### [Problem]
Extract the complete listing and output it unchanged.

### [Data for this task]
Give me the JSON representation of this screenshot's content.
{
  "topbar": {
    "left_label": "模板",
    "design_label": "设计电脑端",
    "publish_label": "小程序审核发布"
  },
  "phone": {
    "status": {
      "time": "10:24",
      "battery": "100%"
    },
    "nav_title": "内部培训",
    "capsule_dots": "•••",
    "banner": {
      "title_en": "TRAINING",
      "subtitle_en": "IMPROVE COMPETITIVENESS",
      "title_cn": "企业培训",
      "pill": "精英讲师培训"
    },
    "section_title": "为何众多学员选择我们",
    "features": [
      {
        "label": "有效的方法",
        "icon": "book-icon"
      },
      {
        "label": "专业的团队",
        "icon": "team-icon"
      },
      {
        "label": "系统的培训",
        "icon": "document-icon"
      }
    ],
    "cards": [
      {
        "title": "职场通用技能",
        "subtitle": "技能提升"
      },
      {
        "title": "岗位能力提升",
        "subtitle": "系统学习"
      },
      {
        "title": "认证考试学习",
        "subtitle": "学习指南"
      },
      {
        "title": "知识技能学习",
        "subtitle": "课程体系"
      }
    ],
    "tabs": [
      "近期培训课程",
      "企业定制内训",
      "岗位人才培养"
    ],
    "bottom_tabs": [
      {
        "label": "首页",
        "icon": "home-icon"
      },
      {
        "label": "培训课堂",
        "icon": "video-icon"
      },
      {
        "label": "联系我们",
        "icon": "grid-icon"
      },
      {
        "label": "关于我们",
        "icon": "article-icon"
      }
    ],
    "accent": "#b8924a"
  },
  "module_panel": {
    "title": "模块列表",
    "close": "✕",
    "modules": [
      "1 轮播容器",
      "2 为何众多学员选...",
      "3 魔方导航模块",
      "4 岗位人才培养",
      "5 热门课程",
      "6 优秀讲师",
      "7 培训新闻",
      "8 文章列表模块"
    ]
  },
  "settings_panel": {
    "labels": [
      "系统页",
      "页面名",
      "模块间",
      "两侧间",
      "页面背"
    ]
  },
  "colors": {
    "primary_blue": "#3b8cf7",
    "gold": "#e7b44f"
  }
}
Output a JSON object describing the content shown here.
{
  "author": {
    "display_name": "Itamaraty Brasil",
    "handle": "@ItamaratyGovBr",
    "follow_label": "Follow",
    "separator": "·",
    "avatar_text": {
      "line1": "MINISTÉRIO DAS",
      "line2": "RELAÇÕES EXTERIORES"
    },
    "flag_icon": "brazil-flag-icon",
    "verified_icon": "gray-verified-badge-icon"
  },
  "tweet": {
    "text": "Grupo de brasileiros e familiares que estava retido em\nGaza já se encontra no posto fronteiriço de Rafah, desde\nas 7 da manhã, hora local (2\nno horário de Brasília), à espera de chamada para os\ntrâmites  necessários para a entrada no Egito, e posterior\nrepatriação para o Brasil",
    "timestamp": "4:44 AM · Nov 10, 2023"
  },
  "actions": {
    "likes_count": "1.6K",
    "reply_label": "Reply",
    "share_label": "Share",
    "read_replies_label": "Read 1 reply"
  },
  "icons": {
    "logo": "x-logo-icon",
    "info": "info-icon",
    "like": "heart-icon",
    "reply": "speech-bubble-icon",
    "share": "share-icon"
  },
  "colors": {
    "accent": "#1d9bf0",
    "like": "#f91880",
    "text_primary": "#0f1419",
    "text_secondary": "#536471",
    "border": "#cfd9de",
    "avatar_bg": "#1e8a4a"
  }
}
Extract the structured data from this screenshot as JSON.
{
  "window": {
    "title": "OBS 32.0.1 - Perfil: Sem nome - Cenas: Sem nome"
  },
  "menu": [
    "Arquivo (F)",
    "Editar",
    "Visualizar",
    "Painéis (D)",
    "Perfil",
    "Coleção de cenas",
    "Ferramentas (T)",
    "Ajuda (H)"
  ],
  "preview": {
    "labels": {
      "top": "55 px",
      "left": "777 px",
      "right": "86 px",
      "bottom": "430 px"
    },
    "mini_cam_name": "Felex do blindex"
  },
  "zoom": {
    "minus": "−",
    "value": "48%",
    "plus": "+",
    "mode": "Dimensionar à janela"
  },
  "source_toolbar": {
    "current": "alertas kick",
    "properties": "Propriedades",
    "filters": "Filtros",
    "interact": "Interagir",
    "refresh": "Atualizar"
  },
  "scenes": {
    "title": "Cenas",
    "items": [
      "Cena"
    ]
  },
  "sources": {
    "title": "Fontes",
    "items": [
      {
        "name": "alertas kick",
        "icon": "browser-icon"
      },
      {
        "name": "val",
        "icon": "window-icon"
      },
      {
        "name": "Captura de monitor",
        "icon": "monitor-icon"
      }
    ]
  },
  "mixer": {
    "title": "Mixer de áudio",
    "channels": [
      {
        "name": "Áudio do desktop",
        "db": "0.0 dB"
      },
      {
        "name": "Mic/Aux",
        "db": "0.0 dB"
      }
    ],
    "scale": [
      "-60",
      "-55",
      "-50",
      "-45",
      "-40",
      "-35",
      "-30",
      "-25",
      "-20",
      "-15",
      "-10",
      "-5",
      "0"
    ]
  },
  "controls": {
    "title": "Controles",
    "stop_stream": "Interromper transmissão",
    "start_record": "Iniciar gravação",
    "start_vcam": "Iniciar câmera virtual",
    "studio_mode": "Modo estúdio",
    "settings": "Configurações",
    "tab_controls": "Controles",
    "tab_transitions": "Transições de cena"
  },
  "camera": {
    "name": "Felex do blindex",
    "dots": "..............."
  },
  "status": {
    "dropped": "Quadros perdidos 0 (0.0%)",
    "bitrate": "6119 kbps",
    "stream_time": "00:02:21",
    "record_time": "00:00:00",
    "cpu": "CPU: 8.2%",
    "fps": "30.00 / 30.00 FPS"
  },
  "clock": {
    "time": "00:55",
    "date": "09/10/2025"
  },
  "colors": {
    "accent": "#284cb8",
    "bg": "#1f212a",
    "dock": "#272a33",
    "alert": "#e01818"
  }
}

### [Finished exercise]
Give me the JSON representation of this screenshot's content.
{
  "topbar": {
    "left_label": "模板",
    "design_label": "设计电脑端",
    "publish_label": "小程序审核发布"
  },
  "phone": {
    "status": {
      "time": "10:24",
      "battery": "100%"
    },
    "nav_title": "内部培训",
    "capsule_dots": "•••",
    "banner": {
      "title_en": "TRAINING",
      "subtitle_en": "IMPROVE COMPETITIVENESS",
      "title_cn": "企业培训",
      "pill": "精英讲师培训"
    },
    "section_title": "为何众多学员选择我们",
    "features": [
      {
        "label": "有效的方法",
        "icon": "book-icon"
      },
      {
        "label": "专业的团队",
        "icon": "team-icon"
      },
      {
        "label": "系统的培训",
        "icon": "document-icon"
      }
    ],
    "cards": [
      {
        "title": "职场通用技能",
        "subtitle": "技能提升"
      },
      {
        "title": "岗位能力提升",
        "subtitle": "系统学习"
      },
      {
        "title": "认证考试学习",
        "subtitle": "学习指南"
      },
      {
        "title": "知识技能学习",
        "subtitle": "课程体系"
      }
    ],
    "tabs": [
      "近期培训课程",
      "企业定制内训",
      "岗位人才培养"
    ],
    "bottom_tabs": [
      {
        "label": "首页",
        "icon": "home-icon"
      },
      {
        "label": "培训课堂",
        "icon": "video-icon"
      },
      {
        "label": "联系我们",
        "icon": "grid-icon"
      },
      {
        "label": "关于我们",
        "icon": "article-icon"
      }
    ],
    "accent": "#b8924a"
  },
  "module_panel": {
    "title": "模块列表",
    "close": "✕",
    "modules": [
      "1 轮播容器",
      "2 为何众多学员选...",
      "3 魔方导航模块",
      "4 岗位人才培养",
      "5 热门课程",
      "6 优秀讲师",
      "7 培训新闻",
      "8 文章列表模块"
    ]
  },
  "settings_panel": {
    "labels": [
      "系统页",
      "页面名",
      "模块间",
      "两侧间",
      "页面背"
    ]
  },
  "colors": {
    "primary_blue": "#3b8cf7",
    "gold": "#e7b44f"
  }
}
Output a JSON object describing the content shown here.
{
  "author": {
    "display_name": "Itamaraty Brasil",
    "handle": "@ItamaratyGovBr",
    "follow_label": "Follow",
    "separator": "·",
    "avatar_text": {
      "line1": "MINISTÉRIO DAS",
      "line2": "RELAÇÕES EXTERIORES"
    },
    "flag_icon": "brazil-flag-icon",
    "verified_icon": "gray-verified-badge-icon"
  },
  "tweet": {
    "text": "Grupo de brasileiros e familiares que estava retido em\nGaza já se encontra no posto fronteiriço de Rafah, desde\nas 7 da manhã, hora local (2\nno horário de Brasília), à espera de chamada para os\ntrâmites  necessários para a entrada no Egito, e posterior\nrepatriação para o Brasil",
    "timestamp": "4:44 AM · Nov 10, 2023"
  },
  "actions": {
    "likes_count": "1.6K",
    "reply_label": "Reply",
    "share_label": "Share",
    "read_replies_label": "Read 1 reply"
  },
  "icons": {
    "logo": "x-logo-icon",
    "info": "info-icon",
    "like": "heart-icon",
    "reply": "speech-bubble-icon",
    "share": "share-icon"
  },
  "colors": {
    "accent": "#1d9bf0",
    "like": "#f91880",
    "text_primary": "#0f1419",
    "text_secondary": "#536471",
    "border": "#cfd9de",
    "avatar_bg": "#1e8a4a"
  }
}
Extract the structured data from this screenshot as JSON.
{
  "window": {
    "title": "OBS 32.0.1 - Perfil: Sem nome - Cenas: Sem nome"
  },
  "menu": [
    "Arquivo (F)",
    "Editar",
    "Visualizar",
    "Painéis (D)",
    "Perfil",
    "Coleção de cenas",
    "Ferramentas (T)",
    "Ajuda (H)"
  ],
  "preview": {
    "labels": {
      "top": "55 px",
      "left": "777 px",
      "right": "86 px",
      "bottom": "430 px"
    },
    "mini_cam_name": "Felex do blindex"
  },
  "zoom": {
    "minus": "−",
    "value": "48%",
    "plus": "+",
    "mode": "Dimensionar à janela"
  },
  "source_toolbar": {
    "current": "alertas kick",
    "properties": "Propriedades",
    "filters": "Filtros",
    "interact": "Interagir",
    "refresh": "Atualizar"
  },
  "scenes": {
    "title": "Cenas",
    "items": [
      "Cena"
    ]
  },
  "sources": {
    "title": "Fontes",
    "items": [
      {
        "name": "alertas kick",
        "icon": "browser-icon"
      },
      {
        "name": "val",
        "icon": "window-icon"
      },
      {
        "name": "Captura de monitor",
        "icon": "monitor-icon"
      }
    ]
  },
  "mixer": {
    "title": "Mixer de áudio",
    "channels": [
      {
        "name": "Áudio do desktop",
        "db": "0.0 dB"
      },
      {
        "name": "Mic/Aux",
        "db": "0.0 dB"
      }
    ],
    "scale": [
      "-60",
      "-55",
      "-50",
      "-45",
      "-40",
      "-35",
      "-30",
      "-25",
      "-20",
      "-15",
      "-10",
      "-5",
      "0"
    ]
  },
  "controls": {
    "title": "Controles",
    "stop_stream": "Interromper transmissão",
    "start_record": "Iniciar gravação",
    "start_vcam": "Iniciar câmera virtual",
    "studio_mode": "Modo estúdio",
    "settings": "Configurações",
    "tab_controls": "Controles",
    "tab_transitions": "Transições de cena"
  },
  "camera": {
    "name": "Felex do blindex",
    "dots": "..............."
  },
  "status": {
    "dropped": "Quadros perdidos 0 (0.0%)",
    "bitrate": "6119 kbps",
    "stream_time": "00:02:21",
    "record_time": "00:00:00",
    "cpu": "CPU: 8.2%",
    "fps": "30.00 / 30.00 FPS"
  },
  "clock": {
    "time": "00:55",
    "date": "09/10/2025"
  },
  "colors": {
    "accent": "#284cb8",
    "bg": "#1f212a",
    "dock": "#272a33",
    "alert": "#e01818"
  }
}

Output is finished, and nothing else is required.